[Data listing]
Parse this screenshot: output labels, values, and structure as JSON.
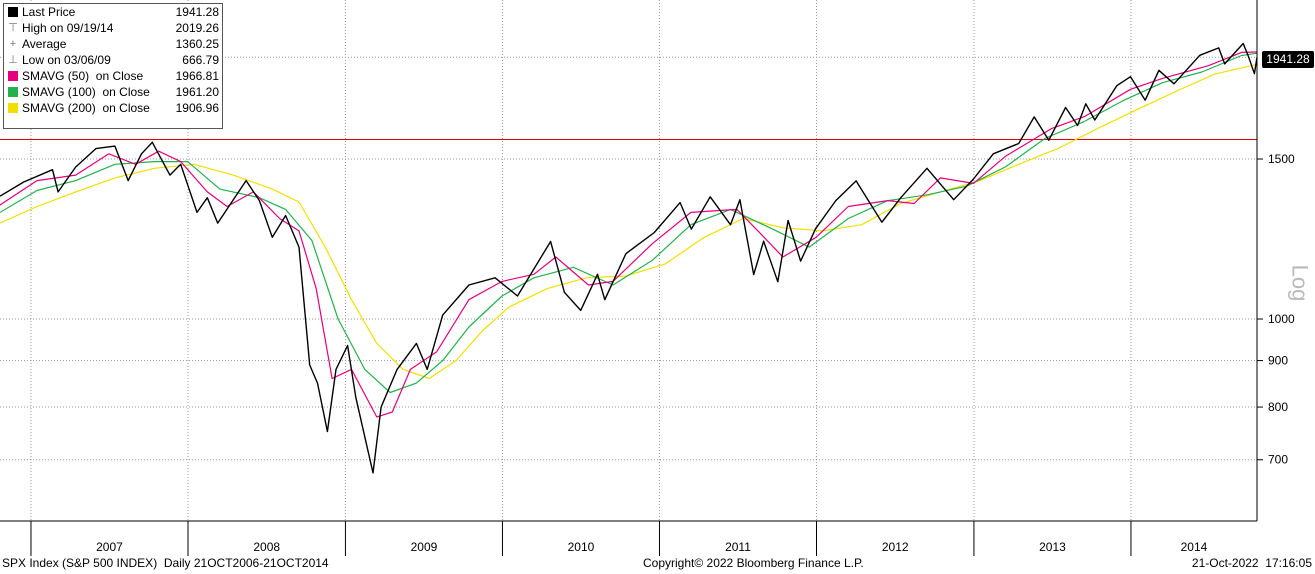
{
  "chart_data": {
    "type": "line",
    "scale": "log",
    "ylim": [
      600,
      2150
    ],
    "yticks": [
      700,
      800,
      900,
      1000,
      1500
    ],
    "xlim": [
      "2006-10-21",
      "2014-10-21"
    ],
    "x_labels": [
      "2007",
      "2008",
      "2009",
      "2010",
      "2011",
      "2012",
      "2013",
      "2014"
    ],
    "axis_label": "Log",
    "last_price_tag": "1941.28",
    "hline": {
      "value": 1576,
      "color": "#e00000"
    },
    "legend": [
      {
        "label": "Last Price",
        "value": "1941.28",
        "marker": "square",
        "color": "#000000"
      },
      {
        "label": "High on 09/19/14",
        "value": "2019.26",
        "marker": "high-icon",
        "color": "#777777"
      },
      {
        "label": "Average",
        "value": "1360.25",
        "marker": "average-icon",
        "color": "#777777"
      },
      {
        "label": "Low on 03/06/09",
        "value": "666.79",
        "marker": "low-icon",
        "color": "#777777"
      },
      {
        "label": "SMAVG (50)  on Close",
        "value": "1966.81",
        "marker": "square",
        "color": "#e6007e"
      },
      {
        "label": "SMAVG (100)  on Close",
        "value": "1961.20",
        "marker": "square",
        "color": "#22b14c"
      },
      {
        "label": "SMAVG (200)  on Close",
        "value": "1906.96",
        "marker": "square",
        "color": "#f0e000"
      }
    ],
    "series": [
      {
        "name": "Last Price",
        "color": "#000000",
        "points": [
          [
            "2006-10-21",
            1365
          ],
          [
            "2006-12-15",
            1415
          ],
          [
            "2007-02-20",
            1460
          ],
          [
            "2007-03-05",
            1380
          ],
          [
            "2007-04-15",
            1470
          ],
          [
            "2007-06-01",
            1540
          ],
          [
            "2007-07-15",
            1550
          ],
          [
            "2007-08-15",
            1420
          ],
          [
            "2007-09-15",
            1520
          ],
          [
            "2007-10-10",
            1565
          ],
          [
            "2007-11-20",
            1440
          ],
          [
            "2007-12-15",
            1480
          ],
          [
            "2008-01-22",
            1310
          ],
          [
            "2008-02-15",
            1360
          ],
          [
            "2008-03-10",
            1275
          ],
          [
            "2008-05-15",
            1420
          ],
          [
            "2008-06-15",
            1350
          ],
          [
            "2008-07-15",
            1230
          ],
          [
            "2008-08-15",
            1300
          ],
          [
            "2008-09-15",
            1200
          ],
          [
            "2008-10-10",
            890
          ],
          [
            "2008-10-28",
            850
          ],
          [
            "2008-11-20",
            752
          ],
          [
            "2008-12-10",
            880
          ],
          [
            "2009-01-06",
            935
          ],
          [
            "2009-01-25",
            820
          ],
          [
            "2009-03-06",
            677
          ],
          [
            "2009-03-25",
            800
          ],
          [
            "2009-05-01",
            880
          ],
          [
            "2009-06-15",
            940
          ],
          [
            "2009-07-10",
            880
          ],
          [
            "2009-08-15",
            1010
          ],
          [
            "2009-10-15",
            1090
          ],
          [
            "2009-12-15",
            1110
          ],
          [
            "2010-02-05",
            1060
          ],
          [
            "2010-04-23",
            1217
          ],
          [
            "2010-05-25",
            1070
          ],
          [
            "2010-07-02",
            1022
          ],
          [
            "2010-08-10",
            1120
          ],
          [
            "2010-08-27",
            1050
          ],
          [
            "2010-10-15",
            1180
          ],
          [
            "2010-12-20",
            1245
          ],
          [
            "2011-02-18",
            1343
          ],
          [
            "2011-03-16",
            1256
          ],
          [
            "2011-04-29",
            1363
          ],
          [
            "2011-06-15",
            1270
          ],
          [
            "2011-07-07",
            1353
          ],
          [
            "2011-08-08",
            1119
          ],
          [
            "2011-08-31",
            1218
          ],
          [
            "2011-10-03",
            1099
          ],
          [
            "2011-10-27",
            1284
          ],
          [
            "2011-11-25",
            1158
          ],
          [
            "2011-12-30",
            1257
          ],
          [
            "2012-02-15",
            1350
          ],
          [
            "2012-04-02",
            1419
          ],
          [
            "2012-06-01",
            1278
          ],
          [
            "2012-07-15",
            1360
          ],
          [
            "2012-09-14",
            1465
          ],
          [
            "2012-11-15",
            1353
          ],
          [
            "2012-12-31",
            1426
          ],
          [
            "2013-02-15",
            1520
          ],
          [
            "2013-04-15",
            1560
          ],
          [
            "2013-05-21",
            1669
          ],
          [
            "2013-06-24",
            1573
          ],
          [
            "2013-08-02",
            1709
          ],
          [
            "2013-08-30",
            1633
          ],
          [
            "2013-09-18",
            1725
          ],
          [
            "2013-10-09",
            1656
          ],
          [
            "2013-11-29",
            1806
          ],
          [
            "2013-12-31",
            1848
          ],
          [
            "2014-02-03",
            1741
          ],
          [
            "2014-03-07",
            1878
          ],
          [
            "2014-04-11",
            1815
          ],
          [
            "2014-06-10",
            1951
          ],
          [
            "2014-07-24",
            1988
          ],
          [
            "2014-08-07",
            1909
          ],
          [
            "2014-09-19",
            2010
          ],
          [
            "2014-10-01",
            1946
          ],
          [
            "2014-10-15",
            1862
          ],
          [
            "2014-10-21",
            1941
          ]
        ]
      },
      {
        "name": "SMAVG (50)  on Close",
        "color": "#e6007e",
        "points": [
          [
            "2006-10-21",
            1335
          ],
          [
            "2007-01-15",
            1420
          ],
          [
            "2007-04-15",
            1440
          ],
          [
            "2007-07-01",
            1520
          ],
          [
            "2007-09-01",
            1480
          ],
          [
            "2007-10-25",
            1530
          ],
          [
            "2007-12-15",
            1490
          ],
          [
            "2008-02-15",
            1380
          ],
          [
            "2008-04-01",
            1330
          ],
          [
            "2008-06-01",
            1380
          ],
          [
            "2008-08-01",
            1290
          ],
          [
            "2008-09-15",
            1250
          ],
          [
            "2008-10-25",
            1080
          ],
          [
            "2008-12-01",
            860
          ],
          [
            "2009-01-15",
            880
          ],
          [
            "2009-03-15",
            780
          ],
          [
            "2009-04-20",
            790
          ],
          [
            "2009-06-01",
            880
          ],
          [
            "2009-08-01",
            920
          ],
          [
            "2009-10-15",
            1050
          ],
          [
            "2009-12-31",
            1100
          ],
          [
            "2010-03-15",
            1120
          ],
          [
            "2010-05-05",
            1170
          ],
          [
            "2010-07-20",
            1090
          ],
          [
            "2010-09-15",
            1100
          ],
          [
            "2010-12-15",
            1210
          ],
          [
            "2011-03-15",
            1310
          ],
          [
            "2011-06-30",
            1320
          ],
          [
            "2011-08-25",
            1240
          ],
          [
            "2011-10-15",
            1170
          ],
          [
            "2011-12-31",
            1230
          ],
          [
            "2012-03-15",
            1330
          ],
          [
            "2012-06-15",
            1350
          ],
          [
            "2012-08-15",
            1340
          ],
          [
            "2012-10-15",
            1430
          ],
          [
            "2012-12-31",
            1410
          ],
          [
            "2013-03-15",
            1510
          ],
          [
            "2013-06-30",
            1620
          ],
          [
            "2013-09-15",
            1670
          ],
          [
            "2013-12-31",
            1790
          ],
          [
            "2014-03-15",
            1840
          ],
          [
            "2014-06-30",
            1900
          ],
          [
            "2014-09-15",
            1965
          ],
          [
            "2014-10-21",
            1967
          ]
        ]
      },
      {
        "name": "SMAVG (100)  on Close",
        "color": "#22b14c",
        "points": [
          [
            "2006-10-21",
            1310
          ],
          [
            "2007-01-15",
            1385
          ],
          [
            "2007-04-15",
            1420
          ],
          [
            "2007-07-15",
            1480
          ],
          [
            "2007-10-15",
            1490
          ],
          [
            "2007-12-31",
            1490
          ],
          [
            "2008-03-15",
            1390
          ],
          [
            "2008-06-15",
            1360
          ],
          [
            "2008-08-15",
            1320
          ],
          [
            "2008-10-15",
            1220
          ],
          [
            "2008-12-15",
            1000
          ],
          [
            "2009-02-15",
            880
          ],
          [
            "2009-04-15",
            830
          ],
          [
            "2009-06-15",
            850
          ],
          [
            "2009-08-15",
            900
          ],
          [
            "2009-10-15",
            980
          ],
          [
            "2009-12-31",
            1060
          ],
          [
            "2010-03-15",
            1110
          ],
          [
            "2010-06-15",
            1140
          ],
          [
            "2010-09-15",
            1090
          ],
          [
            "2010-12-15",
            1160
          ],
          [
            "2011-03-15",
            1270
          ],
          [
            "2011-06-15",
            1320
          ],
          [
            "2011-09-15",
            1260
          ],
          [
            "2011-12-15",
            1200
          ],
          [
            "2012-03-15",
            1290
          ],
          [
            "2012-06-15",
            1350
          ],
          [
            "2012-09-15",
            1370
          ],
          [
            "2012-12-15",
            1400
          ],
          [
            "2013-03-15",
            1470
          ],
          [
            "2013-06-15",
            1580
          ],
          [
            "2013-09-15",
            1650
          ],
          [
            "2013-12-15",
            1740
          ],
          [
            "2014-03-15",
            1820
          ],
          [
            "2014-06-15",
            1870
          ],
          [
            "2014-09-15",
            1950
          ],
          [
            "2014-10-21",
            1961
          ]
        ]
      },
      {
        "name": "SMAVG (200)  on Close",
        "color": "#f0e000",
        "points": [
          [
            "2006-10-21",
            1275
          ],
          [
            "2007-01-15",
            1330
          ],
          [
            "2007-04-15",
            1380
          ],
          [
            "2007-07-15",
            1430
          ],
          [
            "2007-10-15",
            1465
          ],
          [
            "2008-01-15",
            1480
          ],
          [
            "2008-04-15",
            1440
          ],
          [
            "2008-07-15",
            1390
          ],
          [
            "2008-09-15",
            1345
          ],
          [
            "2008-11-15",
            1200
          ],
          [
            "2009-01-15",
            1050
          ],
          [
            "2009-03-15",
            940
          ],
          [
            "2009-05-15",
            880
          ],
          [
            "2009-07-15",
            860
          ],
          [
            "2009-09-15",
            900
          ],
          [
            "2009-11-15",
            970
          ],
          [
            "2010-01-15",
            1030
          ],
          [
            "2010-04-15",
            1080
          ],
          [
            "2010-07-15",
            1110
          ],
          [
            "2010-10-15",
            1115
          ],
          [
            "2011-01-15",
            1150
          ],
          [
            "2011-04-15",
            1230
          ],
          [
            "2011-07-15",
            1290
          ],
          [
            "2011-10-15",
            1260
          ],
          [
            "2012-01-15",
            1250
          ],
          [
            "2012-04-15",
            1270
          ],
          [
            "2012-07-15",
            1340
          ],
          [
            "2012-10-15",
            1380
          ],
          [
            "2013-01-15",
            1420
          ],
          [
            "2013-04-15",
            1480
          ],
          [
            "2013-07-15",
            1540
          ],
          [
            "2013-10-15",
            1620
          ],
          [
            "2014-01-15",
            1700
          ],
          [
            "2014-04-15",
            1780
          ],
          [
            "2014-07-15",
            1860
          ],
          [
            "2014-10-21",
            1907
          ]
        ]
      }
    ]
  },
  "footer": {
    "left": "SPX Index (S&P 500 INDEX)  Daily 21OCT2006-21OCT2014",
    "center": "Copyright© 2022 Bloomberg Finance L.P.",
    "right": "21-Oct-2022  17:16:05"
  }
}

Exercise: Say the number of lines in the records above that include the string "SMAVG", and no more.

Answer to this problem: 6